# TEXT EXCERPT
#####
-The distributor application consists of three types of threads: a receive
-thread (lcore_rx()), a set of worker threads(lcore_worker())
-and a transmit thread(lcore_tx()). How these threads work together is shown
-in :numref:`figure_dist_app` below. The main() function launches threads of these three types.
-Each thread has a while loop which will be doing processing and which is
-terminated only upon SIGINT or ctrl+C. The receive and transmit threads
-communicate using a software ring (rte_ring structure).
-
-The receive thread receives the packets using rte_eth_rx_burst() and gives
-them to the distributor (using rte_distributor_process() API) which will
-be called in context of the receive thread itself. The distributor distributes
-the packets to workers threads based on the tagging of the packet -
-indicated by the hash field in the mbuf. For IP traffic, this field is
-automatically filled by the NIC with the "usr" hash value for the packet,
-which works as a per-flow tag.
+The distributor application consists of four types of threads: a receive
+thread (``lcore_rx()``), a distributor thread (``lcore_dist()``), a set of
+worker threads (``lcore_worker()``), and a transmit thread(``lcore_tx()``).
+How these threads work together is shown in :numref:`figure_dist_app` below.
+The ``main()`` function launches threads of these four types. Each thread
+has a while loop which will be doing processing and which is terminated
+only upon SIGINT or ctrl+C.
+
+The receive thread receives the packets using ``rte_eth_rx_burst()`` and will
+enqueue them to an rte_ring. The distributor thread will dequeue the packets
+from the ring and assign them to workers (using ``rte_distributor_process()`` API).
+This assignment is based on the tag (or flow ID) of the packet - indicated by
+the hash field in the mbuf. For IP traffic, this field is automatically filled
+by the NIC with the "usr" hash value for the packet, which works as a per-flow
+tag. The distributor thread communicates with the worker threads using a
+cache-line swapping mechanism, passing up to 8 mbuf pointers at a time
+(one cache line) to each worker.
#####
According to the distributor application text, how many mbuf pointers can the distributor thread pass to each worker at a time? Base your answer only on the text about the distributor application.

# INFORMATION SHOWN
#####
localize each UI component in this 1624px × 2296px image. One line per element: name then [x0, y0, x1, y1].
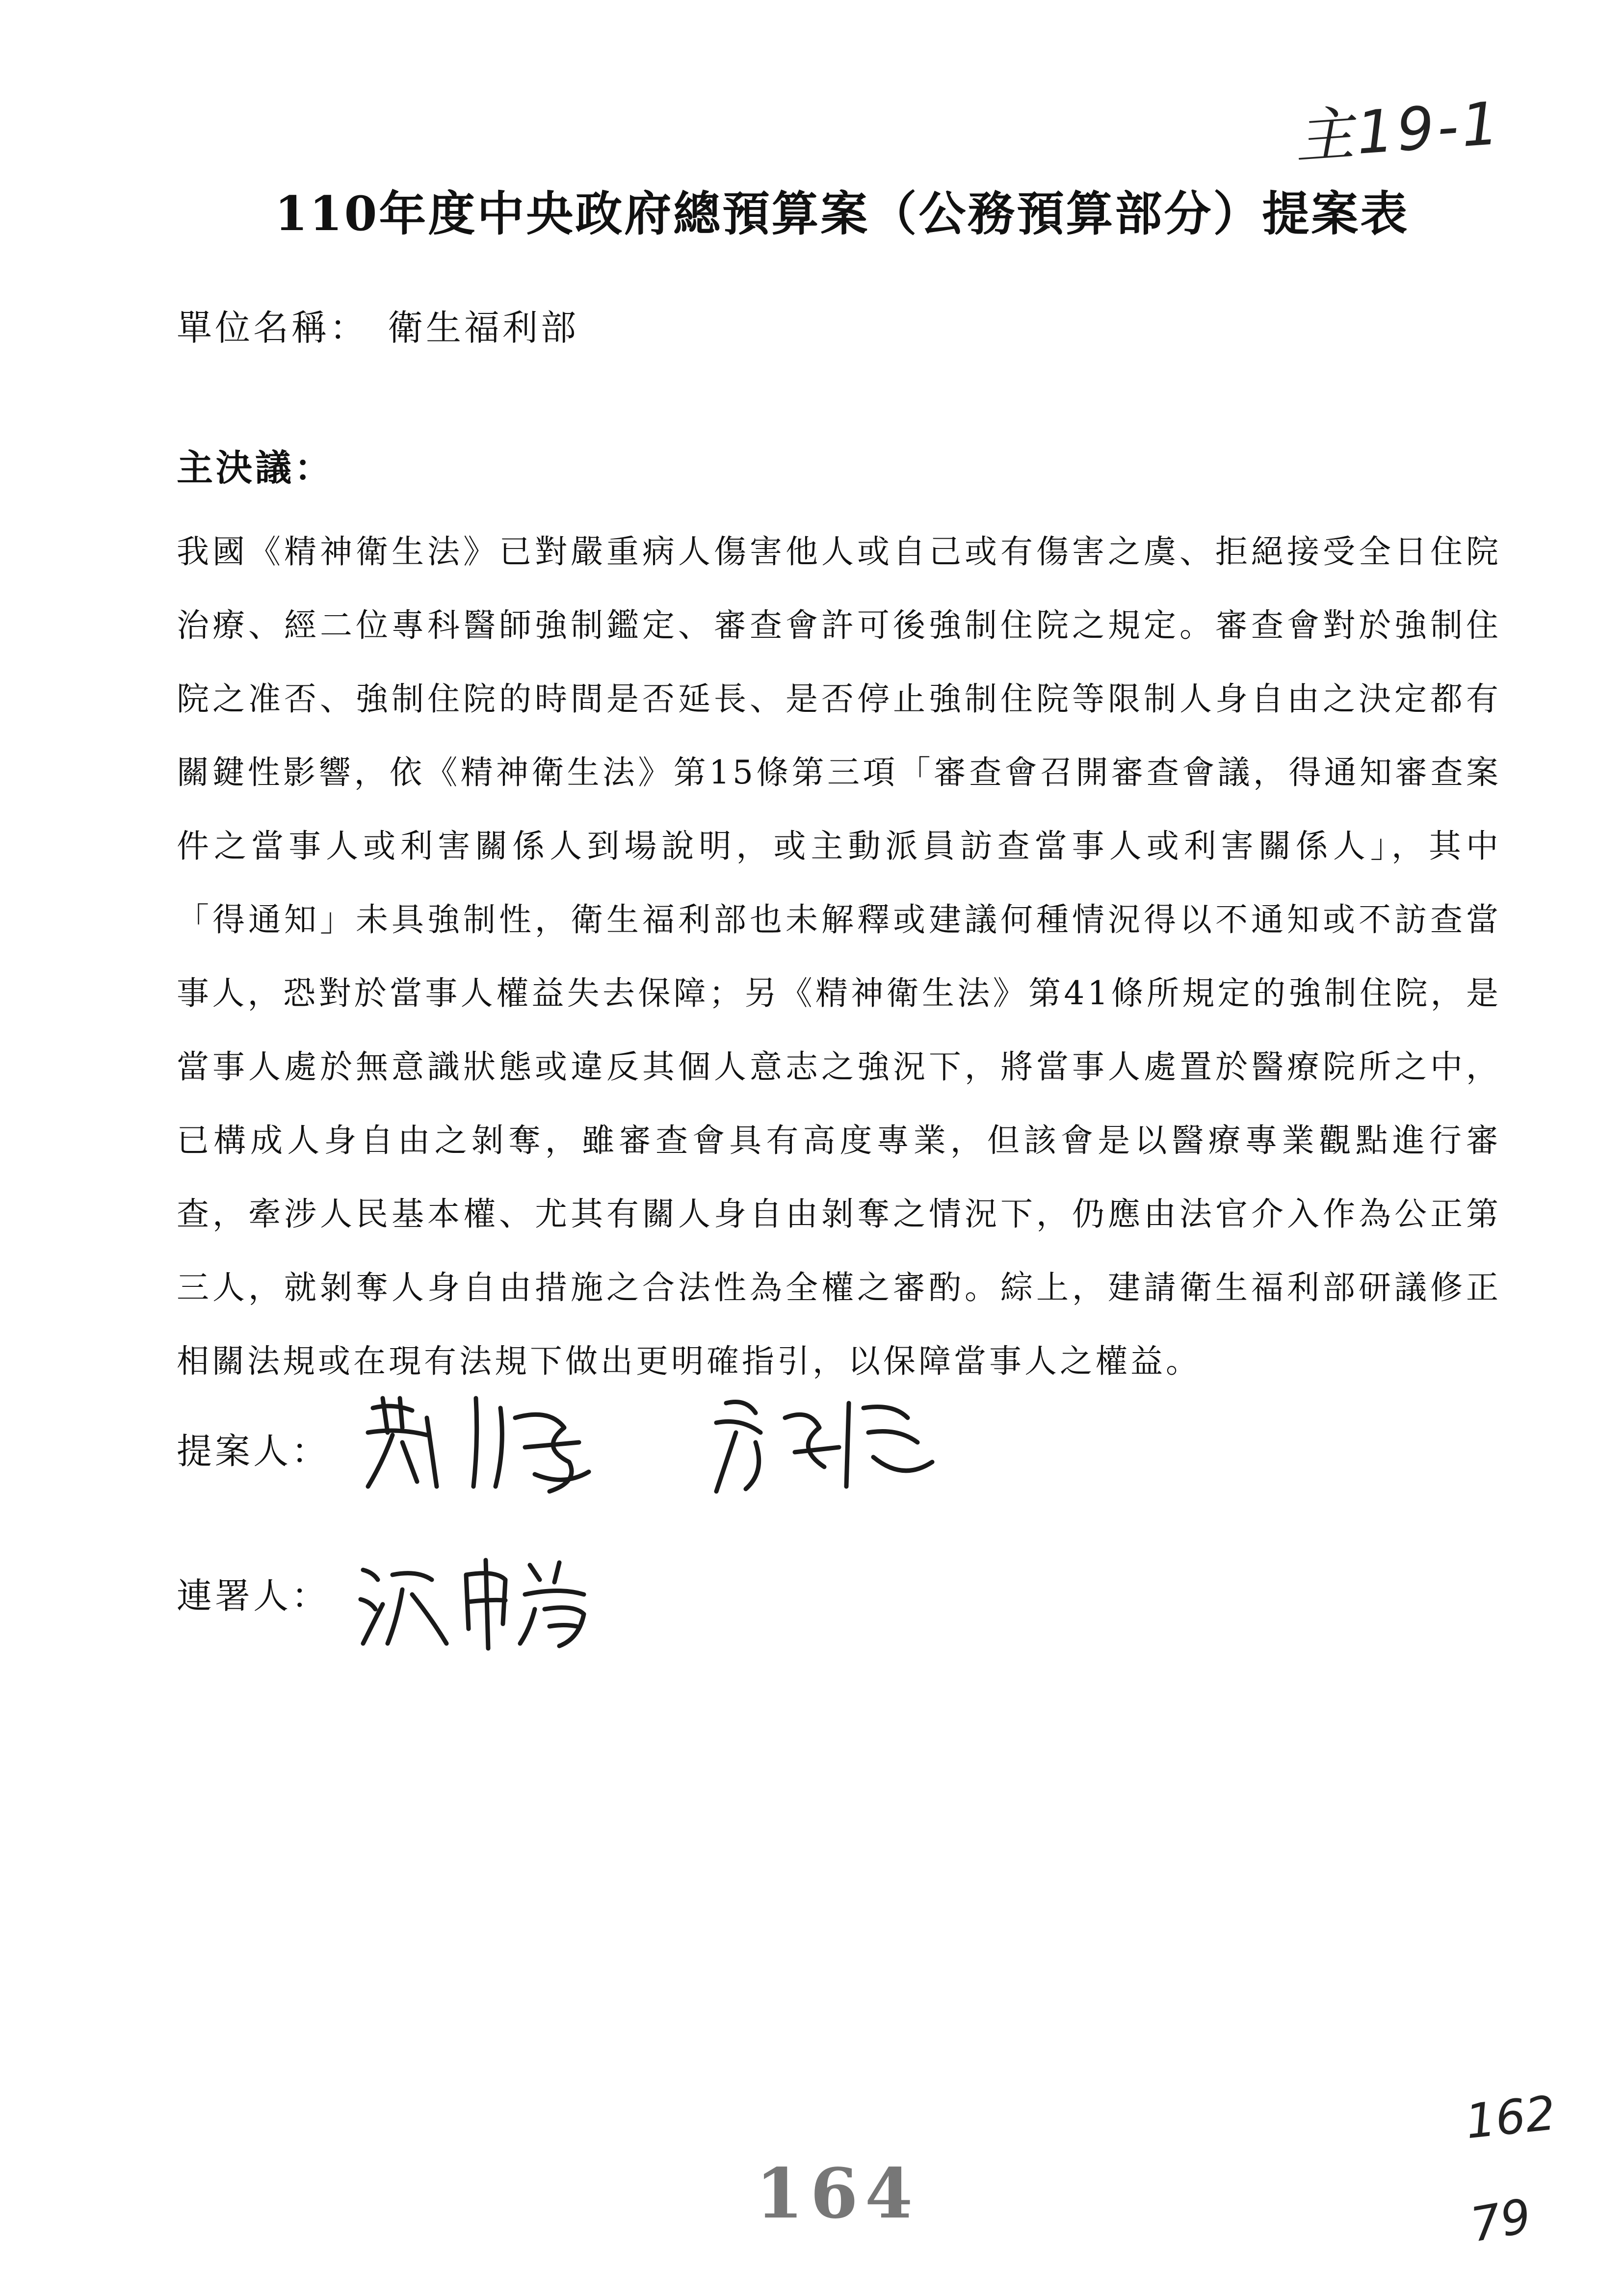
#####
# ANSWER BELOW
Up to 8 mbuf pointers, which is one cache line.